_The problem_:
Give back the full material, exactly as it reads.

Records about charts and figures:
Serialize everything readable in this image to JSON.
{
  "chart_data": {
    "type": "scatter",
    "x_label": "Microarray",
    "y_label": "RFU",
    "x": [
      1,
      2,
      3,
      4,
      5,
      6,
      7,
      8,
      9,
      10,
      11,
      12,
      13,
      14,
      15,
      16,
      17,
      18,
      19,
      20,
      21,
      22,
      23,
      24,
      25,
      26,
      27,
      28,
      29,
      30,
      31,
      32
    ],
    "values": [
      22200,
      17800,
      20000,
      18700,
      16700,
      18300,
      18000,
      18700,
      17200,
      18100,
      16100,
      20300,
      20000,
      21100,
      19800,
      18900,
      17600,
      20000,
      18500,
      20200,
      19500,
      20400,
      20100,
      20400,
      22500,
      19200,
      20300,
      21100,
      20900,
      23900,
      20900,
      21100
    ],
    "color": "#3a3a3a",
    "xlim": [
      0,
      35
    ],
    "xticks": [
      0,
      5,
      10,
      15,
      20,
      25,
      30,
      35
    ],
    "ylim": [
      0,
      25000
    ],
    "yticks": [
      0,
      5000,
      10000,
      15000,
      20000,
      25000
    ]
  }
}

_Written solution_:
Serialize everything readable in this image to JSON.
{
  "chart_data": {
    "type": "scatter",
    "x_label": "Microarray",
    "y_label": "RFU",
    "x": [
      1,
      2,
      3,
      4,
      5,
      6,
      7,
      8,
      9,
      10,
      11,
      12,
      13,
      14,
      15,
      16,
      17,
      18,
      19,
      20,
      21,
      22,
      23,
      24,
      25,
      26,
      27,
      28,
      29,
      30,
      31,
      32
    ],
    "values": [
      22200,
      17800,
      20000,
      18700,
      16700,
      18300,
      18000,
      18700,
      17200,
      18100,
      16100,
      20300,
      20000,
      21100,
      19800,
      18900,
      17600,
      20000,
      18500,
      20200,
      19500,
      20400,
      20100,
      20400,
      22500,
      19200,
      20300,
      21100,
      20900,
      23900,
      20900,
      21100
    ],
    "color": "#3a3a3a",
    "xlim": [
      0,
      35
    ],
    "xticks": [
      0,
      5,
      10,
      15,
      20,
      25,
      30,
      35
    ],
    "ylim": [
      0,
      25000
    ],
    "yticks": [
      0,
      5000,
      10000,
      15000,
      20000,
      25000
    ]
  }
}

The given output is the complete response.